### Set problem
Transcribe the lines from the one containing "Give me the" to the last line, inclusive, word for word. Include no pictures.

------------------------------------------------

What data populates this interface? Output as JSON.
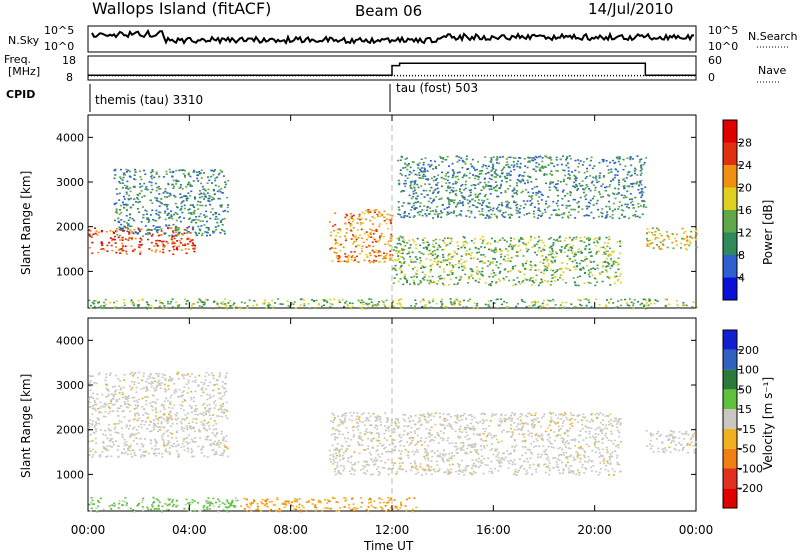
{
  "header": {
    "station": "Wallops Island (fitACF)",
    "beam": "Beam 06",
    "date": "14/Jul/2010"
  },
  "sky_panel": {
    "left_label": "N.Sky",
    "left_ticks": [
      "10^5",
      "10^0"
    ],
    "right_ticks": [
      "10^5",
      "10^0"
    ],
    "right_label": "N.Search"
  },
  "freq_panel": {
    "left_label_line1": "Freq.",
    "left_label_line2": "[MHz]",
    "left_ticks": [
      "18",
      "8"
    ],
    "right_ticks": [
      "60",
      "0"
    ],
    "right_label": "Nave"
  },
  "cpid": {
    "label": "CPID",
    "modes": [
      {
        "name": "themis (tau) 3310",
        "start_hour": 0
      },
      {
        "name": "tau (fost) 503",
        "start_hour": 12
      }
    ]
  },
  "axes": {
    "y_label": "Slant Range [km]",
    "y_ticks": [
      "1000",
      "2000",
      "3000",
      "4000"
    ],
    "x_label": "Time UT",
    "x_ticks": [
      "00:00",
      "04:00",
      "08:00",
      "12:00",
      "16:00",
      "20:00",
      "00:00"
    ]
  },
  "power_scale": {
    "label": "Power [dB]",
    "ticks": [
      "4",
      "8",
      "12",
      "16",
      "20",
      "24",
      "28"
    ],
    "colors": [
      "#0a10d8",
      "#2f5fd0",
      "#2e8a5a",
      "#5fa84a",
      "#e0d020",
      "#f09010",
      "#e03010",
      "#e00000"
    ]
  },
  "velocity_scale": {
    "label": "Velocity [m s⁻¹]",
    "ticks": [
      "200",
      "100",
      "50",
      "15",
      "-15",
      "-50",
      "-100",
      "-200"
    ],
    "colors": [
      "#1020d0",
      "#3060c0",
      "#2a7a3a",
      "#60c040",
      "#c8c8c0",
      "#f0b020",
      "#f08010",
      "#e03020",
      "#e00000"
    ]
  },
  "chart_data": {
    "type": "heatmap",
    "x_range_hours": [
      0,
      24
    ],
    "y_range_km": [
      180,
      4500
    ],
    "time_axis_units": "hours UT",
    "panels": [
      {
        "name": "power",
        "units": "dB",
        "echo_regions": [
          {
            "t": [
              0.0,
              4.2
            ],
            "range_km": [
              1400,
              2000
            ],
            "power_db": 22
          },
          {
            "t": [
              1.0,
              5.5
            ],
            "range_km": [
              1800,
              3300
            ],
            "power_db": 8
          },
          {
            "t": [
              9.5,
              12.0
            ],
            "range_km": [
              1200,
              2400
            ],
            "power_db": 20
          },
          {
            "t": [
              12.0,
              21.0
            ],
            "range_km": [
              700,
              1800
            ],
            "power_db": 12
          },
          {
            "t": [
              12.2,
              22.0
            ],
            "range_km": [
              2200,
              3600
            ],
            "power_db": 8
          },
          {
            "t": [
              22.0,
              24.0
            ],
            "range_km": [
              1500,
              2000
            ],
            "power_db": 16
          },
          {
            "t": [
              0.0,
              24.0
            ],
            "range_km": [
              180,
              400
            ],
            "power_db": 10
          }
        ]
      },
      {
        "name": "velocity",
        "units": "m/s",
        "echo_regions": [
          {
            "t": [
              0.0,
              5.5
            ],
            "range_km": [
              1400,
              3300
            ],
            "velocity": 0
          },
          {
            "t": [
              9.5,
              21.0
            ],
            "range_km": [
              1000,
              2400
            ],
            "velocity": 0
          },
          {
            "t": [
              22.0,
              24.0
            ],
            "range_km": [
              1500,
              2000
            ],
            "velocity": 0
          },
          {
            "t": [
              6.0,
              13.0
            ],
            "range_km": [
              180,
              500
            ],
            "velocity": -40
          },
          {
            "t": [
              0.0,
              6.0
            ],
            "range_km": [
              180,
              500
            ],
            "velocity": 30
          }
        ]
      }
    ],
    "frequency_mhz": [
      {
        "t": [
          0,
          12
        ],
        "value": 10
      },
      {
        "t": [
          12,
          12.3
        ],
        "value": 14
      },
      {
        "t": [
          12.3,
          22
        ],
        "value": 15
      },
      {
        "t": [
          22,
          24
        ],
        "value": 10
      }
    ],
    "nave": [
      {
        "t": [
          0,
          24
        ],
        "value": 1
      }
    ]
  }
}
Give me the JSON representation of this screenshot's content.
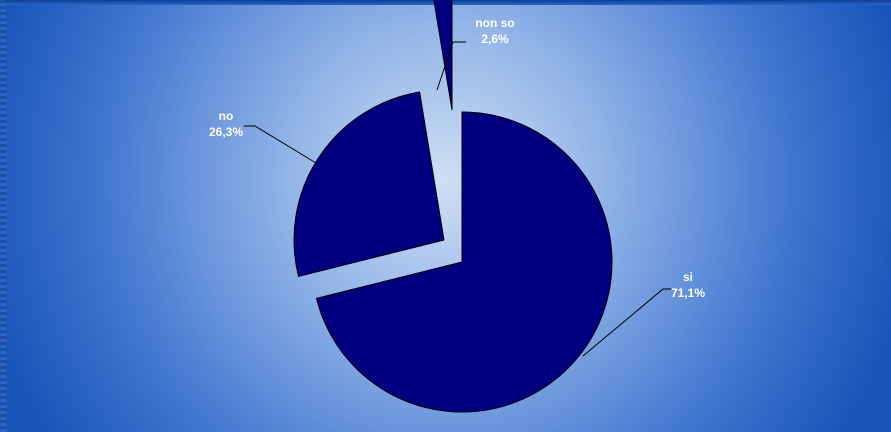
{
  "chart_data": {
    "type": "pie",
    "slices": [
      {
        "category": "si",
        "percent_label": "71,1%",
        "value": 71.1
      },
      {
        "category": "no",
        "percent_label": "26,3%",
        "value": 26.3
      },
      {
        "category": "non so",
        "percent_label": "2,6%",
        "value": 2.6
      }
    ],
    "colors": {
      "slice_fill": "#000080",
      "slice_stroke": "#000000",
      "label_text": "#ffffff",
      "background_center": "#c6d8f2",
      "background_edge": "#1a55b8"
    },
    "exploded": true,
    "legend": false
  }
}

------------------------------------------------

### Exercise result
Give me the JSON representation of this screenshot's content.
{
  "chart_data": {
    "type": "pie",
    "slices": [
      {
        "category": "si",
        "percent_label": "71,1%",
        "value": 71.1
      },
      {
        "category": "no",
        "percent_label": "26,3%",
        "value": 26.3
      },
      {
        "category": "non so",
        "percent_label": "2,6%",
        "value": 2.6
      }
    ],
    "colors": {
      "slice_fill": "#000080",
      "slice_stroke": "#000000",
      "label_text": "#ffffff",
      "background_center": "#c6d8f2",
      "background_edge": "#1a55b8"
    },
    "exploded": true,
    "legend": false
  }
}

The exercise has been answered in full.